→ **RECORDS SUPPLIED**:
* * * * * * * * *

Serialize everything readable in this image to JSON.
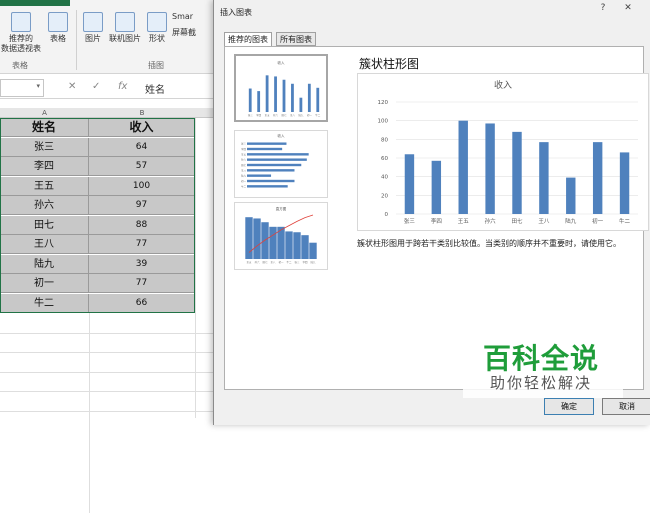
{
  "ribbon": {
    "buttons": [
      {
        "id": "recommended-pivot",
        "label": "推荐的\n数据透视表"
      },
      {
        "id": "table",
        "label": "表格"
      },
      {
        "id": "pictures",
        "label": "图片"
      },
      {
        "id": "online-pictures",
        "label": "联机图片"
      },
      {
        "id": "shapes",
        "label": "形状"
      },
      {
        "id": "smartart",
        "label": "Smar"
      },
      {
        "id": "screenshot",
        "label": "屏幕截"
      }
    ],
    "groups": {
      "tables": "表格",
      "illustrations": "插图"
    }
  },
  "formula_bar": {
    "fx": "fx",
    "value": "姓名"
  },
  "columns": [
    "A",
    "B"
  ],
  "sheet": {
    "headers": [
      "姓名",
      "收入"
    ],
    "rows": [
      {
        "name": "张三",
        "value": "64"
      },
      {
        "name": "李四",
        "value": "57"
      },
      {
        "name": "王五",
        "value": "100"
      },
      {
        "name": "孙六",
        "value": "97"
      },
      {
        "name": "田七",
        "value": "88"
      },
      {
        "name": "王八",
        "value": "77"
      },
      {
        "name": "陆九",
        "value": "39"
      },
      {
        "name": "初一",
        "value": "77"
      },
      {
        "name": "牛二",
        "value": "66"
      }
    ]
  },
  "dialog": {
    "title": "插入图表",
    "help": "?",
    "close": "✕",
    "tabs": [
      "推荐的图表",
      "所有图表"
    ],
    "selected_chart_name": "簇状柱形图",
    "description": "簇状柱形图用于跨若干类别比较值。当类别的顺序并不重要时，请使用它。",
    "ok": "确定",
    "cancel": "取消",
    "thumb_titles": [
      "收入",
      "收入",
      "直方图"
    ]
  },
  "chart_data": {
    "type": "bar",
    "title": "收入",
    "categories": [
      "张三",
      "李四",
      "王五",
      "孙六",
      "田七",
      "王八",
      "陆九",
      "初一",
      "牛二"
    ],
    "values": [
      64,
      57,
      100,
      97,
      88,
      77,
      39,
      77,
      66
    ],
    "ylim": [
      0,
      120
    ],
    "yticks": [
      0,
      20,
      40,
      60,
      80,
      100,
      120
    ],
    "grid": true,
    "bar_color": "#4f81bd"
  },
  "watermark": {
    "main": "百科全说",
    "sub": "助你轻松解决"
  },
  "colors": {
    "accent": "#217346",
    "bar": "#4f81bd",
    "watermark": "#1f9d3a"
  }
}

* * * * * * * * *

→ **EXERCISE REQUIREMENTS**:
Reproduce the data word for word, excluding its pictures.

→ **SOLUTION TO THIS TASK**:
Serialize everything readable in this image to JSON.
{
  "ribbon": {
    "buttons": [
      {
        "id": "recommended-pivot",
        "label": "推荐的\n数据透视表"
      },
      {
        "id": "table",
        "label": "表格"
      },
      {
        "id": "pictures",
        "label": "图片"
      },
      {
        "id": "online-pictures",
        "label": "联机图片"
      },
      {
        "id": "shapes",
        "label": "形状"
      },
      {
        "id": "smartart",
        "label": "Smar"
      },
      {
        "id": "screenshot",
        "label": "屏幕截"
      }
    ],
    "groups": {
      "tables": "表格",
      "illustrations": "插图"
    }
  },
  "formula_bar": {
    "fx": "fx",
    "value": "姓名"
  },
  "columns": [
    "A",
    "B"
  ],
  "sheet": {
    "headers": [
      "姓名",
      "收入"
    ],
    "rows": [
      {
        "name": "张三",
        "value": "64"
      },
      {
        "name": "李四",
        "value": "57"
      },
      {
        "name": "王五",
        "value": "100"
      },
      {
        "name": "孙六",
        "value": "97"
      },
      {
        "name": "田七",
        "value": "88"
      },
      {
        "name": "王八",
        "value": "77"
      },
      {
        "name": "陆九",
        "value": "39"
      },
      {
        "name": "初一",
        "value": "77"
      },
      {
        "name": "牛二",
        "value": "66"
      }
    ]
  },
  "dialog": {
    "title": "插入图表",
    "help": "?",
    "close": "✕",
    "tabs": [
      "推荐的图表",
      "所有图表"
    ],
    "selected_chart_name": "簇状柱形图",
    "description": "簇状柱形图用于跨若干类别比较值。当类别的顺序并不重要时，请使用它。",
    "ok": "确定",
    "cancel": "取消",
    "thumb_titles": [
      "收入",
      "收入",
      "直方图"
    ]
  },
  "chart_data": {
    "type": "bar",
    "title": "收入",
    "categories": [
      "张三",
      "李四",
      "王五",
      "孙六",
      "田七",
      "王八",
      "陆九",
      "初一",
      "牛二"
    ],
    "values": [
      64,
      57,
      100,
      97,
      88,
      77,
      39,
      77,
      66
    ],
    "ylim": [
      0,
      120
    ],
    "yticks": [
      0,
      20,
      40,
      60,
      80,
      100,
      120
    ],
    "grid": true,
    "bar_color": "#4f81bd"
  },
  "watermark": {
    "main": "百科全说",
    "sub": "助你轻松解决"
  },
  "colors": {
    "accent": "#217346",
    "bar": "#4f81bd",
    "watermark": "#1f9d3a"
  }
}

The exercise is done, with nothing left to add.